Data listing
:::

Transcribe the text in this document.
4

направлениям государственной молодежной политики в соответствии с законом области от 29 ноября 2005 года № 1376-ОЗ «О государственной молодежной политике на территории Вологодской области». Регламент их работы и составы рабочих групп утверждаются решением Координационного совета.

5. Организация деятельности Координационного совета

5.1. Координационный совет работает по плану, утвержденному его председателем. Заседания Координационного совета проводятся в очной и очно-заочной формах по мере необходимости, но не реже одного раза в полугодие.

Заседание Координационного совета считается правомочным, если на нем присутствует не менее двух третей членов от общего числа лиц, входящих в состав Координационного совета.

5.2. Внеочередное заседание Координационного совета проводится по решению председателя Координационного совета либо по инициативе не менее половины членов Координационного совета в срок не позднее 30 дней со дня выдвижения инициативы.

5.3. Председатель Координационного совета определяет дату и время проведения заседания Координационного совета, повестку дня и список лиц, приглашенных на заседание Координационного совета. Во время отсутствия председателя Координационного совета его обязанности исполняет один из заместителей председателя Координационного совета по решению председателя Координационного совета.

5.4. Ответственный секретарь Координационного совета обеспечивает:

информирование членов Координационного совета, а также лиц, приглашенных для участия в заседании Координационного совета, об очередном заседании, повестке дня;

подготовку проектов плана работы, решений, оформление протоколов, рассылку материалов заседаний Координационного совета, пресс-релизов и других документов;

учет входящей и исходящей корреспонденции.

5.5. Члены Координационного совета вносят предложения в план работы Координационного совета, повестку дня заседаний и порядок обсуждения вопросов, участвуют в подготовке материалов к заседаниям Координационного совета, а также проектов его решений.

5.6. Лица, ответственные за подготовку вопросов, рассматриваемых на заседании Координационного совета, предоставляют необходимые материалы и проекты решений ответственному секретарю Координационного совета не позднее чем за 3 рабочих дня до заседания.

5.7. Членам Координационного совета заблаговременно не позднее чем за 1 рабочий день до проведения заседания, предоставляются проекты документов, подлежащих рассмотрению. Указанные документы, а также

:::

• [Written exercise]:
List all lines where "вопросов" occurs.

• [Solution to the exercise]:
5.5. Члены Координационного совета вносят предложения в план работы Координационного совета, повестку дня заседаний и порядок обсуждения вопросов, участвуют в подготовке материалов к заседаниям Координационного совета, а также проектов его решений.
5.6. Лица, ответственные за подготовку вопросов, рассматриваемых на заседании Координационного совета, предоставляют необходимые материалы и проекты решений ответственному секретарю Координационного совета не позднее чем за 3 рабочих дня до заседания.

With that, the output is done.